» **Vorgegebener Text**:
<<<<

# prozesse aus der application-bean threadfähig?



## junkhead (7. Jan 2008)

hallo,

handhabt man thread-implementierung bei ejb
ähnlich wie beim "normalen" java programmieren?
bzw. ist ejb thread- / multithreadsfähig?
gibt es dafür auch einen thread-scheduler?

danke fürs antworten!


----------



## Guest (7. Jan 2008)

junkhead hat gesagt.:
			
		

> handhabt man thread-implementierung bei ejb
> ähnlich wie beim "normalen" java programmieren?
> bzw. ist ejb thread- / multithreadsfähig?
> gibt es dafür auch einen thread-scheduler?


Nein. Threads sind im JEE Umfeld Tabu. Die Verwaltung der Threads sollst du dem Server überlassen.
Falls du trotzdem asynchrone Verarbeitung benötigst, setze JMS ein.


----------



## junkhead (7. Jan 2008)

also ist bei EJB keine thread-programmierung möglich??


----------



## Guest (7. Jan 2008)

junkhead hat gesagt.:
			
		

> also ist bei EJB keine thread-programmierung möglich??

>>>>

» **Rohdaten**:
<<<<

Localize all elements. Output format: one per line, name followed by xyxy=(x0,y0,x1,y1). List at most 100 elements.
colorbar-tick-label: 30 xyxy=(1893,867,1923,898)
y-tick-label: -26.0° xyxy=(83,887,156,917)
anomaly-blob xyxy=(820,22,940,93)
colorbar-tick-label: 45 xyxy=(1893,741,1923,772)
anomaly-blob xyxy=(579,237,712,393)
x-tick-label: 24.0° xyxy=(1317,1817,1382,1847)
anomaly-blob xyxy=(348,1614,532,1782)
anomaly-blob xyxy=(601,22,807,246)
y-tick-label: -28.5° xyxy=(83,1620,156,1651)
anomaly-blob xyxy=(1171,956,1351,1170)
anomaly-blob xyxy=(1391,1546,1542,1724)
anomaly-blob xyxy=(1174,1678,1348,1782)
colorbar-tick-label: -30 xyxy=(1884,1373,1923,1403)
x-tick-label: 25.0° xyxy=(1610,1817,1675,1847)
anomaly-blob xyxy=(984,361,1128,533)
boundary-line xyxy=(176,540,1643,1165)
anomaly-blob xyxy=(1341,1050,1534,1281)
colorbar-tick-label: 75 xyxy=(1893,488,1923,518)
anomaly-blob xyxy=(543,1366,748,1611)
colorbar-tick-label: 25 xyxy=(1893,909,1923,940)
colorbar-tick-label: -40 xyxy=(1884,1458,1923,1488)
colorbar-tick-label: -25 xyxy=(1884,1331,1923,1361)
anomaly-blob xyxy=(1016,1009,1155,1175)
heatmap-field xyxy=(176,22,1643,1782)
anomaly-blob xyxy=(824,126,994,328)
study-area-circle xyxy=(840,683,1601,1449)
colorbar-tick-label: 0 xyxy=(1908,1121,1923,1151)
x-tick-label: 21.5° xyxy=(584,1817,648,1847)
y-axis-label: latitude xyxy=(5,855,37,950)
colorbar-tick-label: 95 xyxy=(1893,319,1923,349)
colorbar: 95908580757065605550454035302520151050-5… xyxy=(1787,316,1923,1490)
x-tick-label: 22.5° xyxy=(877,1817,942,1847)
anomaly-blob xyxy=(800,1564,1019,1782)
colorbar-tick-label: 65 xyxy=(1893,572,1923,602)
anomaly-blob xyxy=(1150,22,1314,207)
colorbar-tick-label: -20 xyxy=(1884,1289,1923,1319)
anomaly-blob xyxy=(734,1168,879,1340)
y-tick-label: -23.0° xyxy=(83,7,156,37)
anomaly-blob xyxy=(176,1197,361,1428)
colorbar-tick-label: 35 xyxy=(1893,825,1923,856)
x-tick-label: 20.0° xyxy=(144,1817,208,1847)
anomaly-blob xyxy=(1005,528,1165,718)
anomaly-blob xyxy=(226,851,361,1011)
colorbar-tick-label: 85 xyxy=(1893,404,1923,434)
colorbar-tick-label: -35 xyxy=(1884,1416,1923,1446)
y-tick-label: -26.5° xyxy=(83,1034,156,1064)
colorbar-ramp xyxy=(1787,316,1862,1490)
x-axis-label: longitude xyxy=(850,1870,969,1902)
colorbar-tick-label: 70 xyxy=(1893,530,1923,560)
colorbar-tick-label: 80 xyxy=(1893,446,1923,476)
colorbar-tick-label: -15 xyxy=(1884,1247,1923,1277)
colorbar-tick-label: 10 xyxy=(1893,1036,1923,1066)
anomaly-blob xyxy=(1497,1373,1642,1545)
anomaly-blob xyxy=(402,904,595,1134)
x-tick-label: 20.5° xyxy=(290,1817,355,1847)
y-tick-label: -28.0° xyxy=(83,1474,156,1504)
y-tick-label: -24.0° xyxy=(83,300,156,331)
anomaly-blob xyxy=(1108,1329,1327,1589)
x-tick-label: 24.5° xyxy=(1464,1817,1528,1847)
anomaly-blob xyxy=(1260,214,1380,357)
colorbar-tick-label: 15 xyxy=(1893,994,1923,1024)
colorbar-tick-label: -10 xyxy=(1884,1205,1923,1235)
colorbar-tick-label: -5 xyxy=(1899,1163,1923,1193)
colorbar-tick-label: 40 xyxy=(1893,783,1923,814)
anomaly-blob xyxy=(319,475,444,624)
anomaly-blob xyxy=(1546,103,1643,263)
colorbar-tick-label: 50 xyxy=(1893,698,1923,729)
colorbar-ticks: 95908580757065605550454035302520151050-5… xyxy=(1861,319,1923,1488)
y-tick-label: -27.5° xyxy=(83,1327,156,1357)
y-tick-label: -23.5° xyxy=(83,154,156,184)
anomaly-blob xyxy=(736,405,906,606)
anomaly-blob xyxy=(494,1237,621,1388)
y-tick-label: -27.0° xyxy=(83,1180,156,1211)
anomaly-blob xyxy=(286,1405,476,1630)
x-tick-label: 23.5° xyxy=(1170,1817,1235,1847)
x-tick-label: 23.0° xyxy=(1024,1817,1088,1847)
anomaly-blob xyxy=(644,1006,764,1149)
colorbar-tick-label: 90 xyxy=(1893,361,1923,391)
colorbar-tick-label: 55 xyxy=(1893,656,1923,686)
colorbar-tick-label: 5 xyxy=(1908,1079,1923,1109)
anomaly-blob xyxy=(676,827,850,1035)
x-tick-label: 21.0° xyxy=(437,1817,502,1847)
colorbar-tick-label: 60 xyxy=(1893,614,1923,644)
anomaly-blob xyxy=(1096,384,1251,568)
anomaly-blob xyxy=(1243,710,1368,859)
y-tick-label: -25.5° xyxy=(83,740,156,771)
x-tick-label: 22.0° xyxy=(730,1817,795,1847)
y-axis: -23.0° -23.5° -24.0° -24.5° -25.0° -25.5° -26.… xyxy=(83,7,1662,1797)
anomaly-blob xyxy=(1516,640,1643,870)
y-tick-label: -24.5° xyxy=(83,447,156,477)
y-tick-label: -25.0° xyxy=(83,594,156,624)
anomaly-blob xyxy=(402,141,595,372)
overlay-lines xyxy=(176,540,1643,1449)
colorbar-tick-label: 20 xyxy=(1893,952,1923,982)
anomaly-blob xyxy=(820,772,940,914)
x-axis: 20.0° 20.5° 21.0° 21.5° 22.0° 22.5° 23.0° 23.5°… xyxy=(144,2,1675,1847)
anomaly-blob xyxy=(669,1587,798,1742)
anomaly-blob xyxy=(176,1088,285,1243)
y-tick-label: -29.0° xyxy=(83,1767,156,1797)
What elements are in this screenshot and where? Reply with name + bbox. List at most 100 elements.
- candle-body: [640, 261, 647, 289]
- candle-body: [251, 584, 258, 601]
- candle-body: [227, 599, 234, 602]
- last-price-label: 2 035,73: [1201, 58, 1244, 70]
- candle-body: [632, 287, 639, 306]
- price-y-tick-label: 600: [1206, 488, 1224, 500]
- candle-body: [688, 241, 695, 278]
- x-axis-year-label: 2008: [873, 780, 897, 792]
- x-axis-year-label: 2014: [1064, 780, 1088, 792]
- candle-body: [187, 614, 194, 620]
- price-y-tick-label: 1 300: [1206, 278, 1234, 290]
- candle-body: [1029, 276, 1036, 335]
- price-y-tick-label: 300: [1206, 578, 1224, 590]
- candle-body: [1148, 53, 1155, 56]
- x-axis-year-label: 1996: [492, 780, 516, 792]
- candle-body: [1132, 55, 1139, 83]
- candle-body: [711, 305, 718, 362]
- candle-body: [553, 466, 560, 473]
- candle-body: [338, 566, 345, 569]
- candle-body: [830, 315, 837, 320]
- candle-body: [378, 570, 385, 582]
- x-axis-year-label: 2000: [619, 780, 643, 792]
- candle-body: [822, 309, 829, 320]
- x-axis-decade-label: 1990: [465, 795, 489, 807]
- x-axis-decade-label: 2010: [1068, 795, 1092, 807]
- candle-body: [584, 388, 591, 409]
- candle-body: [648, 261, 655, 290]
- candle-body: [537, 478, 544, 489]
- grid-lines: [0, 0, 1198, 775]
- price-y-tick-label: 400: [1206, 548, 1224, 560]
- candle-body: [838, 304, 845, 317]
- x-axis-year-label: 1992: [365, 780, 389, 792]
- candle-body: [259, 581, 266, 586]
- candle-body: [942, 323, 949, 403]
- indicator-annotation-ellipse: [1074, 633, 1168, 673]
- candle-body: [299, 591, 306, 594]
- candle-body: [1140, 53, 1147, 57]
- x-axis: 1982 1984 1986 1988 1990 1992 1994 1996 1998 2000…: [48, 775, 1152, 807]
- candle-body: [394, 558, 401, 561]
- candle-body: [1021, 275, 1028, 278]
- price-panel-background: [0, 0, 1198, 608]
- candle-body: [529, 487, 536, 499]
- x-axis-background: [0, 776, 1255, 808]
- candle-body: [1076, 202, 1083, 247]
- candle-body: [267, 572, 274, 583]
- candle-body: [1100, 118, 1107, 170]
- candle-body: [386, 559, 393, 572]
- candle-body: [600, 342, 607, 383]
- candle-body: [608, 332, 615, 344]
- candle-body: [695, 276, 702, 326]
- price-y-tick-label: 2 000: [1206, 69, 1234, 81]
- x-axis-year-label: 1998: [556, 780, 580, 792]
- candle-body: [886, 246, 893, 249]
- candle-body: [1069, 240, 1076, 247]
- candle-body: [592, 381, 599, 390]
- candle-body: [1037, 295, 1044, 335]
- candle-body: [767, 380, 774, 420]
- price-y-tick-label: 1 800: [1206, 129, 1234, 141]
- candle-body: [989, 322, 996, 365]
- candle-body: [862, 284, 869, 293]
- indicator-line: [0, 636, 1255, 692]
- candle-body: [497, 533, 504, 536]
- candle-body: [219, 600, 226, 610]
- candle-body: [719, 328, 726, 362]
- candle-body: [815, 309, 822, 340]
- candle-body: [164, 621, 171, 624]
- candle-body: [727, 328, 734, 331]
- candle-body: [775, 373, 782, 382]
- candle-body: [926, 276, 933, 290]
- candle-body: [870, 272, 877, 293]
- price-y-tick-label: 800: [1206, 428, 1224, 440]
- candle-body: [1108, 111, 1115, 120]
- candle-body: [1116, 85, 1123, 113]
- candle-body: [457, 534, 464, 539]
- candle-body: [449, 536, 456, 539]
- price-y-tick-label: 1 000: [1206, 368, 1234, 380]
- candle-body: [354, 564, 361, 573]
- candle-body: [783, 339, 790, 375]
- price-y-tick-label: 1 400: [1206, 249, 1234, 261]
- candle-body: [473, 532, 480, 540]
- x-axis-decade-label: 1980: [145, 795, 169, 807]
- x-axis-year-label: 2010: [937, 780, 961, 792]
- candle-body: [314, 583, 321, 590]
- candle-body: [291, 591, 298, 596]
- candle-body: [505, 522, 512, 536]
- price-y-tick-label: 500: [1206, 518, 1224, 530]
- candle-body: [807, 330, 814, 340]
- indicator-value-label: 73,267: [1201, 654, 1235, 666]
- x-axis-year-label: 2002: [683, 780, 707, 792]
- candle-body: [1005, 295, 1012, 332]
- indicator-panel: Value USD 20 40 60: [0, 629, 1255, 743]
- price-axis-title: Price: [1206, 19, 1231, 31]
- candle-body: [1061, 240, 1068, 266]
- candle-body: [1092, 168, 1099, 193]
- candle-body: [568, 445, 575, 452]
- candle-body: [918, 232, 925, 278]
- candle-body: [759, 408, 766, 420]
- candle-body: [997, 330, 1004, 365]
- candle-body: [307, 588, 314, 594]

>>>>

» **Schriftliche Aufgabe**: Schreib die Forendiskussion über Threads bei EJB vollständig und Wort für Wort ab.

» **Ergebnis**:
# prozesse aus der application-bean threadfähig?



## junkhead (7. Jan 2008)

hallo,

handhabt man thread-implementierung bei ejb
ähnlich wie beim "normalen" java programmieren?
bzw. ist ejb thread- / multithreadsfähig?
gibt es dafür auch einen thread-scheduler?

danke fürs antworten!


----------



## Guest (7. Jan 2008)

junkhead hat gesagt.:
			
		

> handhabt man thread-implementierung bei ejb
> ähnlich wie beim "normalen" java programmieren?
> bzw. ist ejb thread- / multithreadsfähig?
> gibt es dafür auch einen thread-scheduler?


Nein. Threads sind im JEE Umfeld Tabu. Die Verwaltung der Threads sollst du dem Server überlassen.
Falls du trotzdem asynchrone Verarbeitung benötigst, setze JMS ein.


----------



## junkhead (7. Jan 2008)

also ist bei EJB keine thread-programmierung möglich??


----------



## Guest (7. Jan 2008)

junkhead hat gesagt.:
			
		

> also ist bei EJB keine thread-programmierung möglich??